What to work on - Below are some entries; can you quote all of them exactly?

Extracted data entries:
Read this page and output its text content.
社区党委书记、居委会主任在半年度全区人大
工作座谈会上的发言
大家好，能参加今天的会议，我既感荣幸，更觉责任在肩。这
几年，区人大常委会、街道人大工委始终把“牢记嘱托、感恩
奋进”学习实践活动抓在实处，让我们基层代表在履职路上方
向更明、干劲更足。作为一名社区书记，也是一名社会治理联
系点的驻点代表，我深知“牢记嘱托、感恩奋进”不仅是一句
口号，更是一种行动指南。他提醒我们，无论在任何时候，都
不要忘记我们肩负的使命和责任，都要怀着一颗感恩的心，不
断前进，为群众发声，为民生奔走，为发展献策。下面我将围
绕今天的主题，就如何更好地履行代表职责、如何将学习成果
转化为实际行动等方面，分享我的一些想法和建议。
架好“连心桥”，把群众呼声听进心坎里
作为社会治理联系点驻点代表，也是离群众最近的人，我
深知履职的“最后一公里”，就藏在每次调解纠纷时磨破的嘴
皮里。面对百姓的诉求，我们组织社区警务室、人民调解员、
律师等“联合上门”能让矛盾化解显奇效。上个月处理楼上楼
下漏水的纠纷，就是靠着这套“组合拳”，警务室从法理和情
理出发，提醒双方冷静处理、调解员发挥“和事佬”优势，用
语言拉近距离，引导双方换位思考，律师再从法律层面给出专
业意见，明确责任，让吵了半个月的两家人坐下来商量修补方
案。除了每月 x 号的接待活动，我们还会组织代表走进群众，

Response -
Read this page and output its text content.
社区党委书记、居委会主任在半年度全区人大
工作座谈会上的发言
大家好，能参加今天的会议，我既感荣幸，更觉责任在肩。这
几年，区人大常委会、街道人大工委始终把“牢记嘱托、感恩
奋进”学习实践活动抓在实处，让我们基层代表在履职路上方
向更明、干劲更足。作为一名社区书记，也是一名社会治理联
系点的驻点代表，我深知“牢记嘱托、感恩奋进”不仅是一句
口号，更是一种行动指南。他提醒我们，无论在任何时候，都
不要忘记我们肩负的使命和责任，都要怀着一颗感恩的心，不
断前进，为群众发声，为民生奔走，为发展献策。下面我将围
绕今天的主题，就如何更好地履行代表职责、如何将学习成果
转化为实际行动等方面，分享我的一些想法和建议。
架好“连心桥”，把群众呼声听进心坎里
作为社会治理联系点驻点代表，也是离群众最近的人，我
深知履职的“最后一公里”，就藏在每次调解纠纷时磨破的嘴
皮里。面对百姓的诉求，我们组织社区警务室、人民调解员、
律师等“联合上门”能让矛盾化解显奇效。上个月处理楼上楼
下漏水的纠纷，就是靠着这套“组合拳”，警务室从法理和情
理出发，提醒双方冷静处理、调解员发挥“和事佬”优势，用
语言拉近距离，引导双方换位思考，律师再从法律层面给出专
业意见，明确责任，让吵了半个月的两家人坐下来商量修补方
案。除了每月 x 号的接待活动，我们还会组织代表走进群众，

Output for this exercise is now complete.